Provide a single number: the count of lines containing the string "this".

## Materials provided
--------------------------------

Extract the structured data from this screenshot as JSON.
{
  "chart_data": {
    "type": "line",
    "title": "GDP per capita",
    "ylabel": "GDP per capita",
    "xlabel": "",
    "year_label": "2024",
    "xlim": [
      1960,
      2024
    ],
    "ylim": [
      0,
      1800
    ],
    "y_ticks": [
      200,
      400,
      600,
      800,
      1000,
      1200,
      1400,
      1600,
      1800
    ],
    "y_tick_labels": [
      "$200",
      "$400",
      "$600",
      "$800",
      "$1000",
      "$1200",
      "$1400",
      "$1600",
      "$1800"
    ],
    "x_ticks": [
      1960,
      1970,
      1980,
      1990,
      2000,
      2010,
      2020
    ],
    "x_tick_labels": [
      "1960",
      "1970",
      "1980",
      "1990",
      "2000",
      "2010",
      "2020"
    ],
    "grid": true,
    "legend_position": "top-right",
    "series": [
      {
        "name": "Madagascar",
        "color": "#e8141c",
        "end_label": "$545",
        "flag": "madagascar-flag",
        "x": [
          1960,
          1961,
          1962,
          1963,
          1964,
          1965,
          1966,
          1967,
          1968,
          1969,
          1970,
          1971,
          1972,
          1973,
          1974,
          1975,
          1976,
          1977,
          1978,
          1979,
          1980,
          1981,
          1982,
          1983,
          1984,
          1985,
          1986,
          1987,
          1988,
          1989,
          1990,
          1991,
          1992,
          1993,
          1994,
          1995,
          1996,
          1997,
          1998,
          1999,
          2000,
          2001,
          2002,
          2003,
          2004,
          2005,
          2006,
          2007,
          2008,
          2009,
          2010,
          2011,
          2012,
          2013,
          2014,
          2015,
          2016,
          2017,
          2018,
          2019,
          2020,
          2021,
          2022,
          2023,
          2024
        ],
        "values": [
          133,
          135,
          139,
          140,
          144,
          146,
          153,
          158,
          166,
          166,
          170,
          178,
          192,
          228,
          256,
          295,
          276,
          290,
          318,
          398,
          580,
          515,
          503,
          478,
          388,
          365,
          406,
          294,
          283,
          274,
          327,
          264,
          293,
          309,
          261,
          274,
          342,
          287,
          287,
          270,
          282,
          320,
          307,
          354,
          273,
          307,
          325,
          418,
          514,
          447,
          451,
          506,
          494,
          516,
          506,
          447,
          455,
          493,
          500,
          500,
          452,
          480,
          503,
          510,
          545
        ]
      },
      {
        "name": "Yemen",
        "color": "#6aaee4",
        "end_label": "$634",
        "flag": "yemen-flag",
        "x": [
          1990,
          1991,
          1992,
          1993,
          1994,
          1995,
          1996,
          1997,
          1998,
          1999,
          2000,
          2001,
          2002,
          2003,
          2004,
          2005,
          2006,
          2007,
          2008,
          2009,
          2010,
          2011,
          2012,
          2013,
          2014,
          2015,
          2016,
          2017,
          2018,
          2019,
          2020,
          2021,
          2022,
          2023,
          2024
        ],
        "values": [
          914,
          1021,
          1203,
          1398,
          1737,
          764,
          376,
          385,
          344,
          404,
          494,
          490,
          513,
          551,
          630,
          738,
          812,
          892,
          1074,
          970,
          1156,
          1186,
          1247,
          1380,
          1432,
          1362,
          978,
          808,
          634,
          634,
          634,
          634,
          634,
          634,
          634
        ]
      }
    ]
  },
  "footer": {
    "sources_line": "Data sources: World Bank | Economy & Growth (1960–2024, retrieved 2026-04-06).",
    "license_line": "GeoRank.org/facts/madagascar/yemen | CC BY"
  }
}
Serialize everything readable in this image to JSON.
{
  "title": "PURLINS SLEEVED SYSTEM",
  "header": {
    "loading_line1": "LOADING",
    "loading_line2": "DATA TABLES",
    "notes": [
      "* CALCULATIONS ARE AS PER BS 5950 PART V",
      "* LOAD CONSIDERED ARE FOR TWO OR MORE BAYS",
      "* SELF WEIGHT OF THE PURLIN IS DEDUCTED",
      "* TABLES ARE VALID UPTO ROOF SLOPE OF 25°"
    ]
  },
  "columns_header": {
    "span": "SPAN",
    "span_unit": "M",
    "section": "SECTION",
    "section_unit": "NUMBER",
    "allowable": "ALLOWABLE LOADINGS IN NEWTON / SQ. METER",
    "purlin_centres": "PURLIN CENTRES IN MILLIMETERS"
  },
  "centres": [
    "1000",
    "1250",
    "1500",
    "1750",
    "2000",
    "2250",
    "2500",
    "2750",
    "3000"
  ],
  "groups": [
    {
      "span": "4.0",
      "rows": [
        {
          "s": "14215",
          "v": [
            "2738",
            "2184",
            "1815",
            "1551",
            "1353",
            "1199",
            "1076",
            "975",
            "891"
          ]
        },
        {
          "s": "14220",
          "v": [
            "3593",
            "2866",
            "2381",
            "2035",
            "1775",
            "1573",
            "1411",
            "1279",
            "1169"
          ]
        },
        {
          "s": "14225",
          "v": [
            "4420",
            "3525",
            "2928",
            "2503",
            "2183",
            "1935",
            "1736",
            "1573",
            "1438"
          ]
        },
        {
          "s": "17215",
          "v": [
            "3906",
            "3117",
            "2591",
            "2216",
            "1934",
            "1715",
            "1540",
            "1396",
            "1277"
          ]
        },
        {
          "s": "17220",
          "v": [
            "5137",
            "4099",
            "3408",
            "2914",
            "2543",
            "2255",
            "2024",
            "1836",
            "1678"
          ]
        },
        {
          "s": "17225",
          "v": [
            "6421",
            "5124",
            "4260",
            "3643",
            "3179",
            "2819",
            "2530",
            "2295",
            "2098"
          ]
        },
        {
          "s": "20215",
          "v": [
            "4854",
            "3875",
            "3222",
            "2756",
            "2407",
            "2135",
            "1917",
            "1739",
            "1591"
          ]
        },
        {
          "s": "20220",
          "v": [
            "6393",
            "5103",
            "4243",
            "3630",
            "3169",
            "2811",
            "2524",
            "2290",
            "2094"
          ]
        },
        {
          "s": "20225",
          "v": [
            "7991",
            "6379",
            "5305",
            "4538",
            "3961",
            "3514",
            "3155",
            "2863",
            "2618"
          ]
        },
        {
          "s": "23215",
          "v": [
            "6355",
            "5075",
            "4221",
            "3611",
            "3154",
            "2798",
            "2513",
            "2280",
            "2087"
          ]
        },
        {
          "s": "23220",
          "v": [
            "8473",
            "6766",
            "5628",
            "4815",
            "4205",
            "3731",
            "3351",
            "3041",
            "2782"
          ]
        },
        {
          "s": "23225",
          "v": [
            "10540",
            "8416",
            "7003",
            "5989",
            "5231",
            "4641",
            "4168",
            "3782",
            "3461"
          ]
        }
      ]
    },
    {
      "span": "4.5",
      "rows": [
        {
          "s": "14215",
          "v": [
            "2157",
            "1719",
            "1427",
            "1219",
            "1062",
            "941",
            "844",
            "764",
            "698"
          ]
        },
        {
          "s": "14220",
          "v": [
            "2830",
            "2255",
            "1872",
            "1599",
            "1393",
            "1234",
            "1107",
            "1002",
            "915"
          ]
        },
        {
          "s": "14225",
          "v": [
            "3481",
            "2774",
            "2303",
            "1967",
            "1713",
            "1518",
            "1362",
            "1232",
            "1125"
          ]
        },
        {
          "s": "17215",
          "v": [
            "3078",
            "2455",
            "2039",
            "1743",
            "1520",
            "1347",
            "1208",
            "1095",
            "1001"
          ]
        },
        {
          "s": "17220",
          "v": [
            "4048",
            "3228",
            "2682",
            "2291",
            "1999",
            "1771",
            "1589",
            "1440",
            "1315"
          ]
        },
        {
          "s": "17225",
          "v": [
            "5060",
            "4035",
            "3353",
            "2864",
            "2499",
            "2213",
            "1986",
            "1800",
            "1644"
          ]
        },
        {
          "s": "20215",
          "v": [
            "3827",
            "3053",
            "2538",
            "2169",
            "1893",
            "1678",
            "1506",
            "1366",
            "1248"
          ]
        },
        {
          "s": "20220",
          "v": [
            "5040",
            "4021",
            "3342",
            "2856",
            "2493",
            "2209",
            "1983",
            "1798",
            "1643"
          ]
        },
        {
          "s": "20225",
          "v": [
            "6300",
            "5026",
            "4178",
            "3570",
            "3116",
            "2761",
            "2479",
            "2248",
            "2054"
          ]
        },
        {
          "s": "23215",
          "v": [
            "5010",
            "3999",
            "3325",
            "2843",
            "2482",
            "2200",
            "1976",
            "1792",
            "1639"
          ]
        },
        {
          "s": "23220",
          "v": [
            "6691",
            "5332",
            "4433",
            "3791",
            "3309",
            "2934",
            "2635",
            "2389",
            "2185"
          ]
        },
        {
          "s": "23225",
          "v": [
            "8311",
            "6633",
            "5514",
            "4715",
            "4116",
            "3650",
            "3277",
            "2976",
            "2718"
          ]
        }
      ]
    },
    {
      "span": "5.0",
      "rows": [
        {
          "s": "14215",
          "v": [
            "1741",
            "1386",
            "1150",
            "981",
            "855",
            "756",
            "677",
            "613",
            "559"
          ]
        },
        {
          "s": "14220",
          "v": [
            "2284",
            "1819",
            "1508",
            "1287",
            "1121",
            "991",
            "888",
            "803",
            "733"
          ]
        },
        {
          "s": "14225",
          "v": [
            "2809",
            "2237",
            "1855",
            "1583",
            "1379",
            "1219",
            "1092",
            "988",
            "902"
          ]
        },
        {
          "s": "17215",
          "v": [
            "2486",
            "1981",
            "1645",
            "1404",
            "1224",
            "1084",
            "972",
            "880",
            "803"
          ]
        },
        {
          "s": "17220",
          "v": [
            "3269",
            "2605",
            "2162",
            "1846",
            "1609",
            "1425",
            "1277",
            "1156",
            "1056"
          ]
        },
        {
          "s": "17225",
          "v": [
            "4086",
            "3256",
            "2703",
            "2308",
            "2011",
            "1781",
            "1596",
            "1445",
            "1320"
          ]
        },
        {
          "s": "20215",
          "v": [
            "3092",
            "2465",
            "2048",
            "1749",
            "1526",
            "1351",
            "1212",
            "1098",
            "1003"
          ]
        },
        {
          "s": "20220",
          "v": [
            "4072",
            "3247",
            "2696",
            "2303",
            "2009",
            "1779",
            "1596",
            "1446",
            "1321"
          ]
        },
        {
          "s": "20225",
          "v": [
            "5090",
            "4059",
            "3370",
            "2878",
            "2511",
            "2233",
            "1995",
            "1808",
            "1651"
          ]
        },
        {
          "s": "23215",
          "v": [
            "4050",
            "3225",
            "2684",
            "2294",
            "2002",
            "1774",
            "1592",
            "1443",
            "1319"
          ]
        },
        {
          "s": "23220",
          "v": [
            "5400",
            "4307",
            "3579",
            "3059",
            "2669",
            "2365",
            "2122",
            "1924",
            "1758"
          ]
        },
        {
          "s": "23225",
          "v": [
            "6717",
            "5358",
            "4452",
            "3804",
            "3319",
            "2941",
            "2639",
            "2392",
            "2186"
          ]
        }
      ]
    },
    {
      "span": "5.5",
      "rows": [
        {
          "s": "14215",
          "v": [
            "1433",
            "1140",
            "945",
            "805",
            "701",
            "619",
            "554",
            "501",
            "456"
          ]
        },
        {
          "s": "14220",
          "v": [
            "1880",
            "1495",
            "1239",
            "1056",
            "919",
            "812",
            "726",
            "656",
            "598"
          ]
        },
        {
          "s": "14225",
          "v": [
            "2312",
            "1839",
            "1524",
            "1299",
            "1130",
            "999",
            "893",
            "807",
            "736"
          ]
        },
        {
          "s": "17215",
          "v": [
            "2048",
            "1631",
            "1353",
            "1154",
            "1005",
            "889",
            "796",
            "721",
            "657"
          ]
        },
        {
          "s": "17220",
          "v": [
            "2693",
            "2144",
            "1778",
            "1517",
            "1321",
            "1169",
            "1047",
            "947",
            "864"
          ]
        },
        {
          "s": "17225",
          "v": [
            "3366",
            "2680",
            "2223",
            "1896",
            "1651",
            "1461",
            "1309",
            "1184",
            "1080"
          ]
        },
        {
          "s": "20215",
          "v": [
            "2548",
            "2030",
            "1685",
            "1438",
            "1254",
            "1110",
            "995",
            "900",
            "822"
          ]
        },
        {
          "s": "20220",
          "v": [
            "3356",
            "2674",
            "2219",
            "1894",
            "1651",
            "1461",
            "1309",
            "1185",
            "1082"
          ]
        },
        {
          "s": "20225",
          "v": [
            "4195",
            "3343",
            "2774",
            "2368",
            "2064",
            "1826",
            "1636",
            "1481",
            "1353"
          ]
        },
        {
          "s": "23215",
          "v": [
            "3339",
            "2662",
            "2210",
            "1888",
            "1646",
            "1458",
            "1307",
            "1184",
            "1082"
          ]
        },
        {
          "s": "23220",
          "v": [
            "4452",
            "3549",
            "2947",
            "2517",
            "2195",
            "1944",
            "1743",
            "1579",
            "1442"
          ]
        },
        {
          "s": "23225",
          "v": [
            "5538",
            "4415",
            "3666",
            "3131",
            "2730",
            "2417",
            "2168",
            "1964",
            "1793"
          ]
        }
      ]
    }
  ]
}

--------------------------------

## The response
2